# Records supplied:
# # # # # # #
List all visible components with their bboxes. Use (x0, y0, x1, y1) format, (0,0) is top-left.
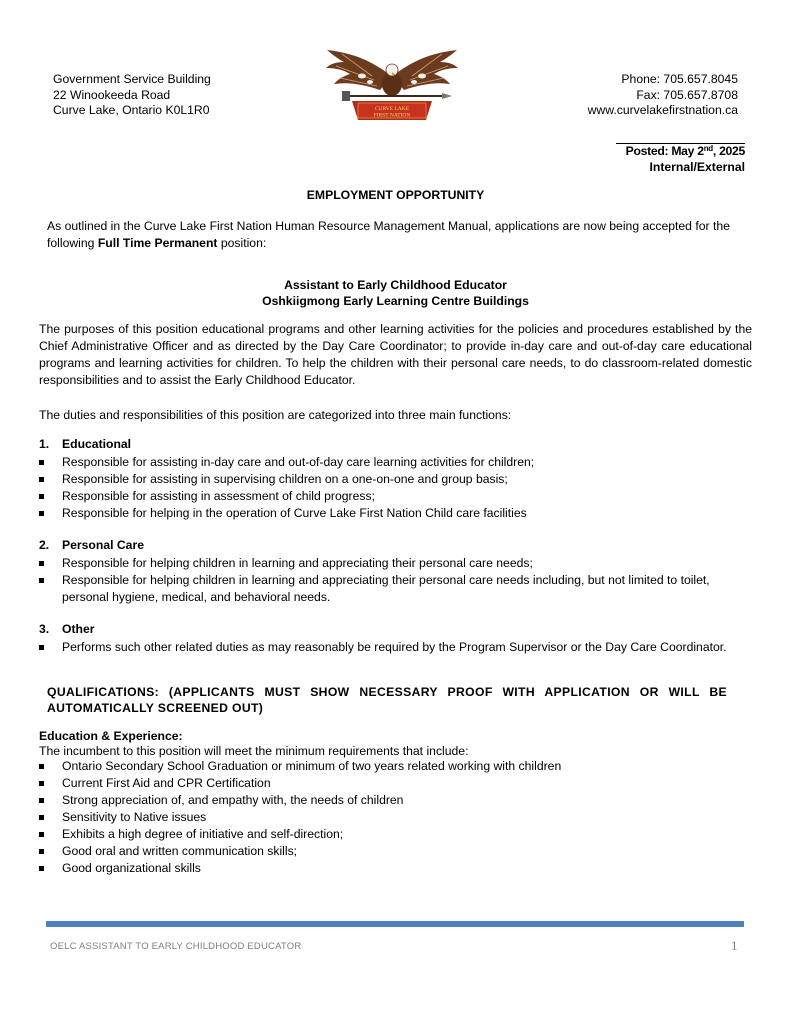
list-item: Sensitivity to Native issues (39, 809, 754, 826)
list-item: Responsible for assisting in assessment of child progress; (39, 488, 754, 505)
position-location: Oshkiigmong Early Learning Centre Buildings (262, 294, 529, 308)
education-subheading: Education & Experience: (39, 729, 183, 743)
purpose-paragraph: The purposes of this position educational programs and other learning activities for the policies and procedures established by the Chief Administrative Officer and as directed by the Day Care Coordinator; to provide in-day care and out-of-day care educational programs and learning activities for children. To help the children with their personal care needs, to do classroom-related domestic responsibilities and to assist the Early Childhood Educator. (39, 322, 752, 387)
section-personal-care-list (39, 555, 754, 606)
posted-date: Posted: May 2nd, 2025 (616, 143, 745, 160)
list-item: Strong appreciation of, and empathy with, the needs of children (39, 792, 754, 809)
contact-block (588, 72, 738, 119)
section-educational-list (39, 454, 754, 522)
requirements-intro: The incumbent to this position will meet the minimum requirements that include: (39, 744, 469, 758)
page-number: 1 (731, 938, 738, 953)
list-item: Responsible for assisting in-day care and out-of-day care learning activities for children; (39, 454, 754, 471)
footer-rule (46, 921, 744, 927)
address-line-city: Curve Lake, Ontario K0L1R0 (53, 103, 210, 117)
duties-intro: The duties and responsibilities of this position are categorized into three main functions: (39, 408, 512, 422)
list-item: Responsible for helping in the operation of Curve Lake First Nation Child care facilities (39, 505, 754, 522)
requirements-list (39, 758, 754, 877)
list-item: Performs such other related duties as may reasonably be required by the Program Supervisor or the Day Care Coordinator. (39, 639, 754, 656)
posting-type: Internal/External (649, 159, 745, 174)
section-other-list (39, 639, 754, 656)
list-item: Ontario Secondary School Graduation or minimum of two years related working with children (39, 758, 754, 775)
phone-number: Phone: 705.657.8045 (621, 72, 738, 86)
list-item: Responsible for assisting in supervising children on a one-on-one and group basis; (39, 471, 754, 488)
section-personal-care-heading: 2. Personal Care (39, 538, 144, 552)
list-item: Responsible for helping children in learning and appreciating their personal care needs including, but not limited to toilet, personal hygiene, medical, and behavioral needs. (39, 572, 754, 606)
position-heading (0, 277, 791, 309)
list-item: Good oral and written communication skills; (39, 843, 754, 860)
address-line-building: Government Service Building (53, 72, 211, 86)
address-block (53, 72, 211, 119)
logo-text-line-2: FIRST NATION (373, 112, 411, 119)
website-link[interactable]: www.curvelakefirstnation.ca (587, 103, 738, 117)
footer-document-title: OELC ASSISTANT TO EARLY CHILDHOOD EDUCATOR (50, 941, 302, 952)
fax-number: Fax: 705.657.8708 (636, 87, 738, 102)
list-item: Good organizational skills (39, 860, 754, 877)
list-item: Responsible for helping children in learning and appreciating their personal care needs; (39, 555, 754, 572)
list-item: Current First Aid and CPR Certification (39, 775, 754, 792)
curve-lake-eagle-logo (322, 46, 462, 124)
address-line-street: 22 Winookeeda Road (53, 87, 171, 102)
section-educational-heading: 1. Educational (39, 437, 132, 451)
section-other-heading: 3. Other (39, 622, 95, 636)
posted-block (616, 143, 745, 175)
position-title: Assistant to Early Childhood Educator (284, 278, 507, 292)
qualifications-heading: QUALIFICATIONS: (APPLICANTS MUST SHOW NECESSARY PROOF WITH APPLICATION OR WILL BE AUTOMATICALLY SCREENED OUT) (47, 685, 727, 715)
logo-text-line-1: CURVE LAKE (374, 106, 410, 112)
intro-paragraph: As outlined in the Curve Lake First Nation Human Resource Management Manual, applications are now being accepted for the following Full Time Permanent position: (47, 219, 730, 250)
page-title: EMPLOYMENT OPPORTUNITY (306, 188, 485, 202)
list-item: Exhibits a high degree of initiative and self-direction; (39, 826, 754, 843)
# # # # # # #
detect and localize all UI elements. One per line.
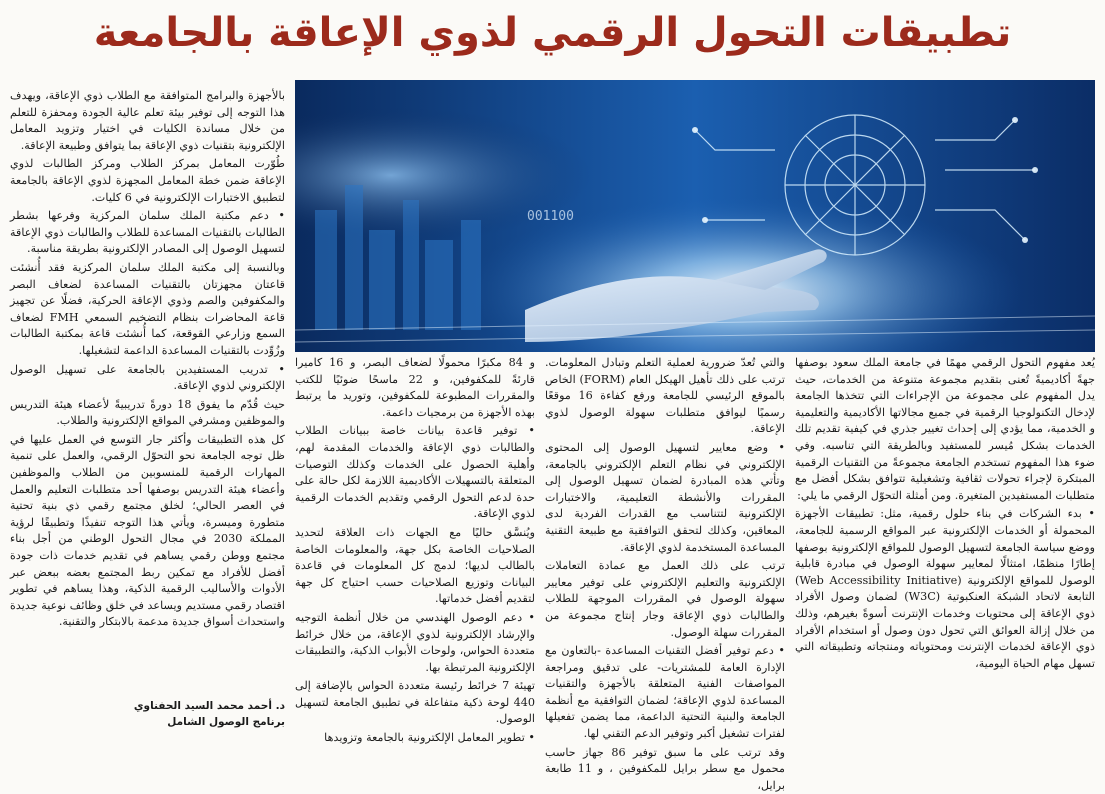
# # # # # # #
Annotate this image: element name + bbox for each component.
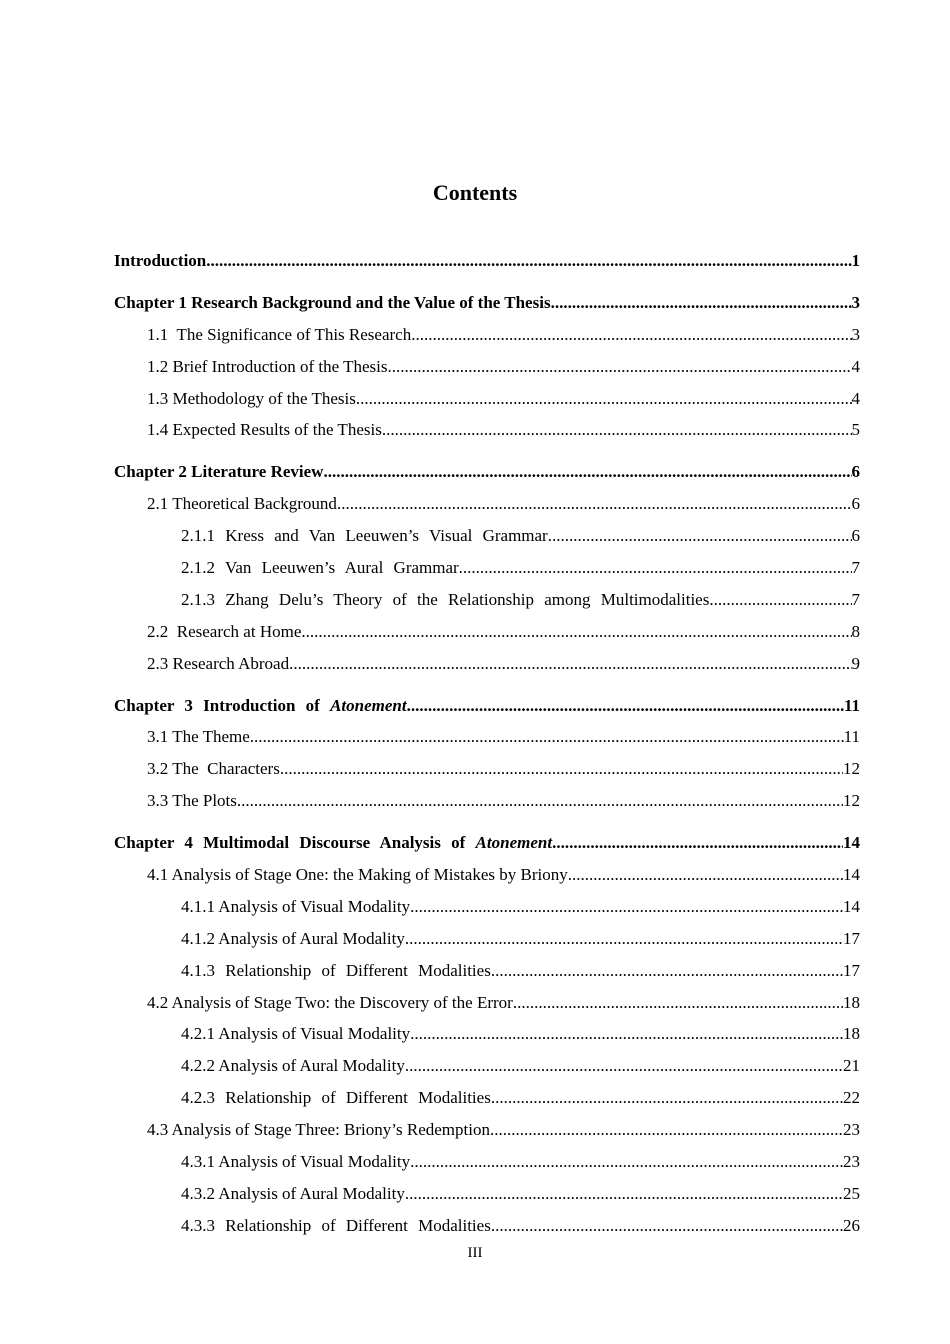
# # # # # # #
Convert everything from the line containing "List all visible" down to the line containing "education-subheading: Education &" into a two-column CSV headed input_text and output_text. Give one row for each text and its answer, put each in a single quoted field with line breaks replaced by spaces, and leave the pictures out.

input_text,output_text
"List all visible components with their bboxes. Use (x0, y0, x1, y1) format, (0,0) is top-left.","list-item: Sensitivity to Native issues (39, 809, 754, 826) list-item: Responsible for assisting in assessment of child progress; (39, 488, 754, 505) position-location: Oshkiigmong Early Learning Centre Buildings (262, 294, 529, 308) education-subheading: Education & Experience: (39, 729, 183, 743)"